TO DO ::
**a)** According to the research profile on oxygen and T cells, what combination determines the efficacy of T lymphocytes?
**b)** Please carry on the research profile about oxygen and T cells from its final sentence.

PASSAGE ::
· · · ·
Sarah Ross

Research Goals

  • Understanding how oxygen levels control post-translational modification of proteins to regulate signalling networks and protein complexes.
  • Determining how oxygen levels impact on many aspects of transcription and epigenetic control of gene expression in T cells.
  • Establishing how oxygen levels configure the immune response and the role of prolonged hypoxia in contributing to dysfunctional fate decisions in T cells.

Research Summary

T lymphocytes (a type of white blood cell, also called T cells) play a vital role in the adaptive immune responses that defend our bodies from invading pathogens and protect against the growth of cancer cells. The efficacy of T lymphocytes is determined by a combination of chemical cues and physical factors. T lymphocyte functions are guided by chemical signals like cytokines as well as factors including the nutrient levels of diseased tissues. Our aim is to determine how these factors impact on how well T lymphocytes can destroy diseased cells and clear infections. In particular, we are interested in understanding how low oxygen levels, or hypoxia, control the ability of T lymphocytes to perform their protective tasks.
· · · ·
INFORMATION ::
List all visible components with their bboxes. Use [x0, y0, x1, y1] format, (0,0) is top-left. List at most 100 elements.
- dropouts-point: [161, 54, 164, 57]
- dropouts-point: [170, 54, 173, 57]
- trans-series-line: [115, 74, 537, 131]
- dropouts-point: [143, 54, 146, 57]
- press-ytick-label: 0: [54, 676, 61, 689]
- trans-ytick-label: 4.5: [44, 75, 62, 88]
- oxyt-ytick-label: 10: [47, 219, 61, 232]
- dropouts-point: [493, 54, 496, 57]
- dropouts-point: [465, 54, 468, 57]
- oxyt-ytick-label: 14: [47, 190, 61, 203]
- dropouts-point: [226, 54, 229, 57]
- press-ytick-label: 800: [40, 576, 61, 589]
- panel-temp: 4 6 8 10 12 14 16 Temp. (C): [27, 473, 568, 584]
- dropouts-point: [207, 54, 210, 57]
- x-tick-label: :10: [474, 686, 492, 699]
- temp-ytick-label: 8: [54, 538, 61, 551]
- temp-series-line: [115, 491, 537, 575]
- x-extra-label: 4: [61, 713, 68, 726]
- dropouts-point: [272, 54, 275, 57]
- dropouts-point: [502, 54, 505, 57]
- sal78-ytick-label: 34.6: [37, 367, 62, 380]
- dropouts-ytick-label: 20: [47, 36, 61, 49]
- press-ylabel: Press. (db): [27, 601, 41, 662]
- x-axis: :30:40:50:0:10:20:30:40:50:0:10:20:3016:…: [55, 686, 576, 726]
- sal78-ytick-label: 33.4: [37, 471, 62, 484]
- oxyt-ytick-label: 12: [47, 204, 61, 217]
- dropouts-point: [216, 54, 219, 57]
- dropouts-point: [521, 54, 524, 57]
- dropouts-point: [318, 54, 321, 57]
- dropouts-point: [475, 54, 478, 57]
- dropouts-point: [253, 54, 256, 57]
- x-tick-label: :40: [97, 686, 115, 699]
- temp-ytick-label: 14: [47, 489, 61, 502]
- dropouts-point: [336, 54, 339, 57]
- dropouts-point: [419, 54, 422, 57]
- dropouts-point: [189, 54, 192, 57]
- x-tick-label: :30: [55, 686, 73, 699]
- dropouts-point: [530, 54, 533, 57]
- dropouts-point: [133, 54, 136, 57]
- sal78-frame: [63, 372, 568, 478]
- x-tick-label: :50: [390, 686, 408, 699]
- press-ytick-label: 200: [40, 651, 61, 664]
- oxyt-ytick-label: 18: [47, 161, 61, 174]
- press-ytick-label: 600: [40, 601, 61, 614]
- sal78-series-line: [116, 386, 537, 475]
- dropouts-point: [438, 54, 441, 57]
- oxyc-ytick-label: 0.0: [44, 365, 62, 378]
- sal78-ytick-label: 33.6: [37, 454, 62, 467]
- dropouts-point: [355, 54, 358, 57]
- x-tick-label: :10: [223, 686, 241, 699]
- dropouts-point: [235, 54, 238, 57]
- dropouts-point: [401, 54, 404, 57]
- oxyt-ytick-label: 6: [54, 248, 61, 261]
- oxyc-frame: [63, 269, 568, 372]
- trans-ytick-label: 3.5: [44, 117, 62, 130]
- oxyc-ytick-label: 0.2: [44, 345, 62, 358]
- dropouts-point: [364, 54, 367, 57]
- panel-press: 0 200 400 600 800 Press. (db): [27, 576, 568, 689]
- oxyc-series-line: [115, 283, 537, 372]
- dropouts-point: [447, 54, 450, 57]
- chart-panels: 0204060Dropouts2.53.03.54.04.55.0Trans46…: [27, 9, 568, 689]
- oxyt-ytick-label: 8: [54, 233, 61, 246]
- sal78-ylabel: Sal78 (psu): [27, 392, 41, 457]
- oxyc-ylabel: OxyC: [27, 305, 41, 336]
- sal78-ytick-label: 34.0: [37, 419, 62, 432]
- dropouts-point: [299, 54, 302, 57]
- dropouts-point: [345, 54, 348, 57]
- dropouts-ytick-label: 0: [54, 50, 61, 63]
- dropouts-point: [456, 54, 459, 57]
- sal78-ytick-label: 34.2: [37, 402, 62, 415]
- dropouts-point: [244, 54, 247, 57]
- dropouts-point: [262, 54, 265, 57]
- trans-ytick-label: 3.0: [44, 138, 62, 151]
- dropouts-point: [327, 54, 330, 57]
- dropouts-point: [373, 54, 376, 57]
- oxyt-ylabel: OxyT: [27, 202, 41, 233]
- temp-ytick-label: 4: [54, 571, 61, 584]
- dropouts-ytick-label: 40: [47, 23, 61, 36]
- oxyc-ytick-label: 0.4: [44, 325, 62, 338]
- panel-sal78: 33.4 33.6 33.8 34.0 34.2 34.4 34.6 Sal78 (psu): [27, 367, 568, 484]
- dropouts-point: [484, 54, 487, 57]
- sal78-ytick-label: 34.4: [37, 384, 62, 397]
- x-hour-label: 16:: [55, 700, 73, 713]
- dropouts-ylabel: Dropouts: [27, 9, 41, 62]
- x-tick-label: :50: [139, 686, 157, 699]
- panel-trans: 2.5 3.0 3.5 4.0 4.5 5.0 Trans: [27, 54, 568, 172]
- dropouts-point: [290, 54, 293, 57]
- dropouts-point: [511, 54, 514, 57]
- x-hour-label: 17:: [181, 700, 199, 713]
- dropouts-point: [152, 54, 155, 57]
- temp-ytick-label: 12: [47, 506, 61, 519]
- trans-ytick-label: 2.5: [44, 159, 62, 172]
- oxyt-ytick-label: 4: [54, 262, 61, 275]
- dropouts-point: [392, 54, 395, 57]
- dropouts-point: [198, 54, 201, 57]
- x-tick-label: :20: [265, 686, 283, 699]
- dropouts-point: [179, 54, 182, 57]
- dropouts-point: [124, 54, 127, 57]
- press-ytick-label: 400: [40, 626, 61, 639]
· · · ·
RESULTS FOR THE EXERCISE ::
**a)** A combination of chemical cues and physical factors.

**b)**
In order to investigate this, we perform biochemical analyses of T lymphocytes grown in the lab as primary cultures to characterise how low oxygen environments impact on cellular processes, such as signalling and gene expression, that control T lymphocyte function. The results from these culture systems can then be used to examine and understand specific changes that T lymphocytes undergo during an immune response within the body.
Identifying how oxygen levels control T lymphocytes will improve our understanding of immune responses, and the molecules and processes that can cause T lymphocytes to function incorrectly. By understanding healthy and diseased T lymphocytes, this research aims to identify therapeutic approaches to rejuvenate declined immune function associated with ageing, uncover new strategies to treat autoimmune disorders and cancers and improve the effectiveness of existing immunotherapies.

Find out more about our research.

Latest Publications

Of Mosaicism and Mechanisms: How JAK1 Goes Awry.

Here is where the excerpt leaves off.